_Record excerpts_

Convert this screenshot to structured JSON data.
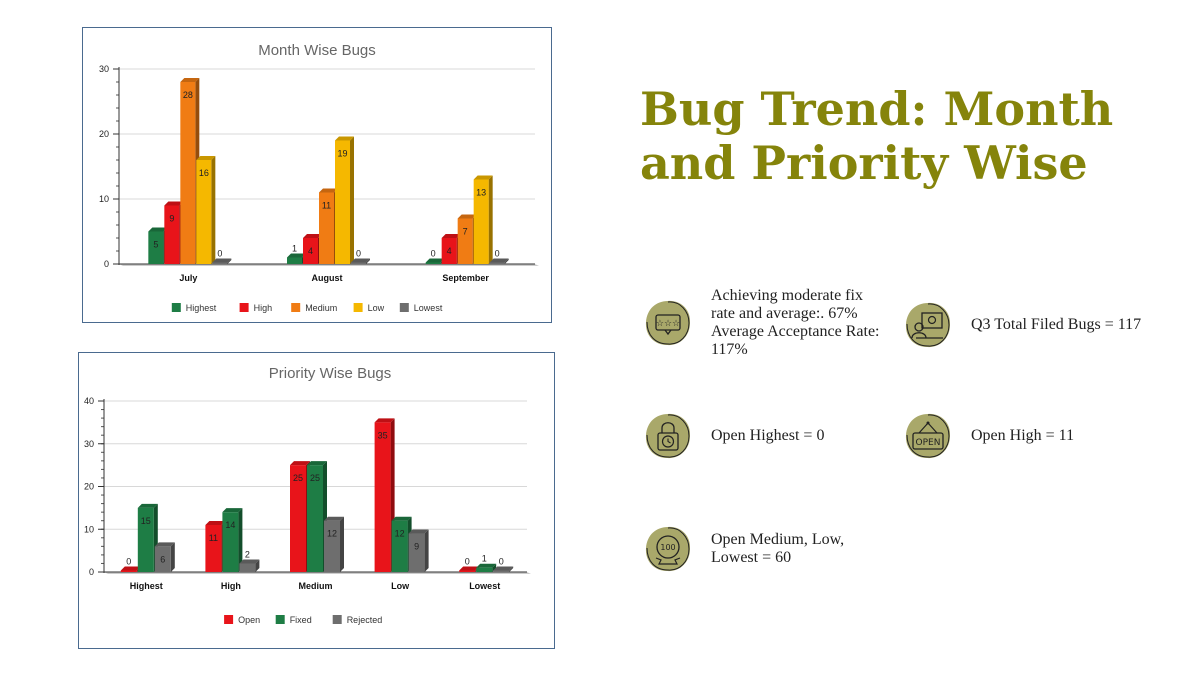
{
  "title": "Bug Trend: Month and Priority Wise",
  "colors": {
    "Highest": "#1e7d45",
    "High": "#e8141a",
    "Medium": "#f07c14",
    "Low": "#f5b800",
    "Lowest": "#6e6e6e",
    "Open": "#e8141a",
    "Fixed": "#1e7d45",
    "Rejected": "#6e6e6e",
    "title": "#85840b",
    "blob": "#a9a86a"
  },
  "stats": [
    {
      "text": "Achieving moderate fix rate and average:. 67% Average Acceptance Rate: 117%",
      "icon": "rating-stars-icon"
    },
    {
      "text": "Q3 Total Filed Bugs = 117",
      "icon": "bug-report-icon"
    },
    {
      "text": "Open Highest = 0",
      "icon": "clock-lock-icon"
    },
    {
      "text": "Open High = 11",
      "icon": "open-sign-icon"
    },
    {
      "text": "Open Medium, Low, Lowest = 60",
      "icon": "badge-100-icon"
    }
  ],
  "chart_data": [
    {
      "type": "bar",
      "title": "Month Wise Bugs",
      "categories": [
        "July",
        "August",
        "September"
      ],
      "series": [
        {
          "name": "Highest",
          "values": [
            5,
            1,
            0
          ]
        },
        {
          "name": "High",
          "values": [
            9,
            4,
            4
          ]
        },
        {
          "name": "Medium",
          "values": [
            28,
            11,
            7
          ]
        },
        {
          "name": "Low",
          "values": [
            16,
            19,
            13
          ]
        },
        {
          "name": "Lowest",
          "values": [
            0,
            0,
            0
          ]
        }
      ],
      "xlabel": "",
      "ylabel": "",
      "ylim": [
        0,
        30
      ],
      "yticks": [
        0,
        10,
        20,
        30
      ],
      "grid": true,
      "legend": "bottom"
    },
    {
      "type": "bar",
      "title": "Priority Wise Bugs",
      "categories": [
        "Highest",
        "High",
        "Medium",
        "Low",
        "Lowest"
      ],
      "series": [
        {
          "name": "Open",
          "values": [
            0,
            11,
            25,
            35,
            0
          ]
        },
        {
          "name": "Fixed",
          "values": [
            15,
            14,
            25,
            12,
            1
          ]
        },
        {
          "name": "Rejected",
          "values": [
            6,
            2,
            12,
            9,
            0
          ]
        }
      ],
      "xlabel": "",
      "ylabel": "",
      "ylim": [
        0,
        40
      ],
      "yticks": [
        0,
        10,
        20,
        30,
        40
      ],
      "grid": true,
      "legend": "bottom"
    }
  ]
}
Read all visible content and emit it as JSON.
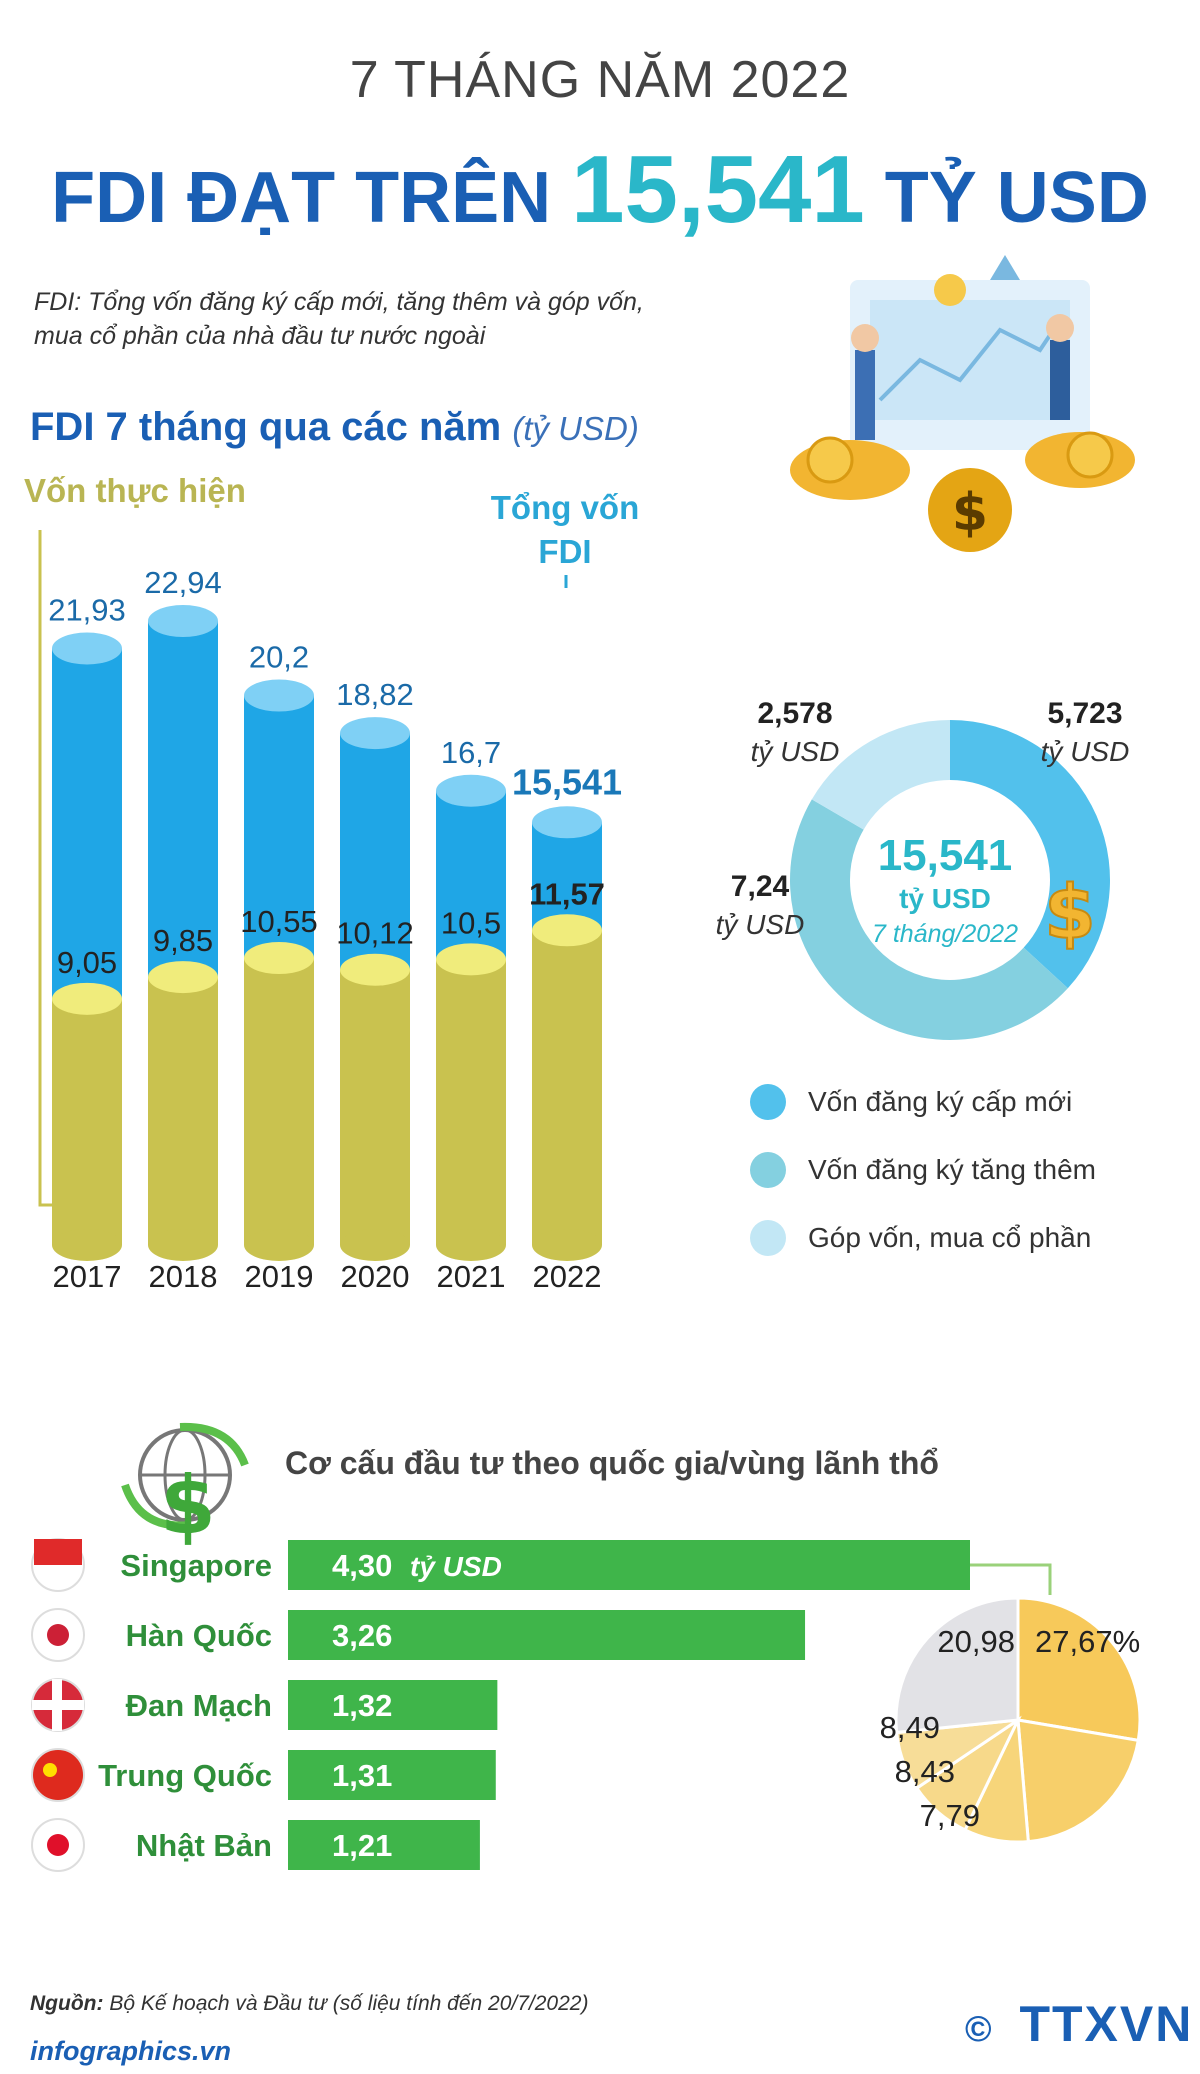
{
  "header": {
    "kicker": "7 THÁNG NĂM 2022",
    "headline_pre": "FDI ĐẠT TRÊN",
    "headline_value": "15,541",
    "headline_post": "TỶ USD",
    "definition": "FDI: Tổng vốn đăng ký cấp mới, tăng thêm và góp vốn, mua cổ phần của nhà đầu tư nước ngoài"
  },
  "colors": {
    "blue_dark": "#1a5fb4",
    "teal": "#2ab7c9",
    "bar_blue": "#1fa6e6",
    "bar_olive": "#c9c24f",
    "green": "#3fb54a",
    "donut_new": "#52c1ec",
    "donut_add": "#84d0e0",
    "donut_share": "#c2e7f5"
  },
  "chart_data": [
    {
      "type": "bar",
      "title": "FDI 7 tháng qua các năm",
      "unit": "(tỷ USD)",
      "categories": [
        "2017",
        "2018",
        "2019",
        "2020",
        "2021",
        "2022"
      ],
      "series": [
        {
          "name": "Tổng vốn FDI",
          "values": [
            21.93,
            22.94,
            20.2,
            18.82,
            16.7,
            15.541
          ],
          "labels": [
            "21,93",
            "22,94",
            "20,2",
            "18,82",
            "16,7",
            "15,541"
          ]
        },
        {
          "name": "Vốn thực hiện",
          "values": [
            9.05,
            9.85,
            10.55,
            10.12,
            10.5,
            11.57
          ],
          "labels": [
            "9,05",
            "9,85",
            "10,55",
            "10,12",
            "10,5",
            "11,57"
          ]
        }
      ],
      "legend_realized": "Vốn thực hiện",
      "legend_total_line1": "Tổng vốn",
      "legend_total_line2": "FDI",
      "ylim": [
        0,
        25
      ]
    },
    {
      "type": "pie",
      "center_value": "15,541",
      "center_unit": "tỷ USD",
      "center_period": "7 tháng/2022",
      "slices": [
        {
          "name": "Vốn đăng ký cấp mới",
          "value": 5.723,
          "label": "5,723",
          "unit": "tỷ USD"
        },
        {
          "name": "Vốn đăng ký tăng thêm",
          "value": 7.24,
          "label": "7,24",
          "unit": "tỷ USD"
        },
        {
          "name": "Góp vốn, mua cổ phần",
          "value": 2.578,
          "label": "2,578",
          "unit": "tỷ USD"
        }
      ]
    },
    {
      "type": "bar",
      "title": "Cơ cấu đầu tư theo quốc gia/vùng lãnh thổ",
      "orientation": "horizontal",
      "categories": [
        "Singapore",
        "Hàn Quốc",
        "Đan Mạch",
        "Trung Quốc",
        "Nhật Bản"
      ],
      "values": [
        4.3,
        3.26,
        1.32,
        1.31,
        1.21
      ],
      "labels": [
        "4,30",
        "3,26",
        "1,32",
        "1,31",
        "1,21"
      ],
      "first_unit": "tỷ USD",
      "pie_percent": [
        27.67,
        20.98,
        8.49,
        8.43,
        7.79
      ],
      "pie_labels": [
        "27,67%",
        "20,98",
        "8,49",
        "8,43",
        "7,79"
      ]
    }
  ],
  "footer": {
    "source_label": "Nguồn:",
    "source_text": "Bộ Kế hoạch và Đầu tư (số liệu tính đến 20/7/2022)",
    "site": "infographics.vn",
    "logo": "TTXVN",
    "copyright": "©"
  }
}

_Task objective_
Check each line of the entries for the string "icon". Copy the lines that have it.

_Full answer_
      "icon": "rating-stars-icon"
      "icon": "bug-report-icon"
      "icon": "clock-lock-icon"
      "icon": "open-sign-icon"
      "icon": "badge-100-icon"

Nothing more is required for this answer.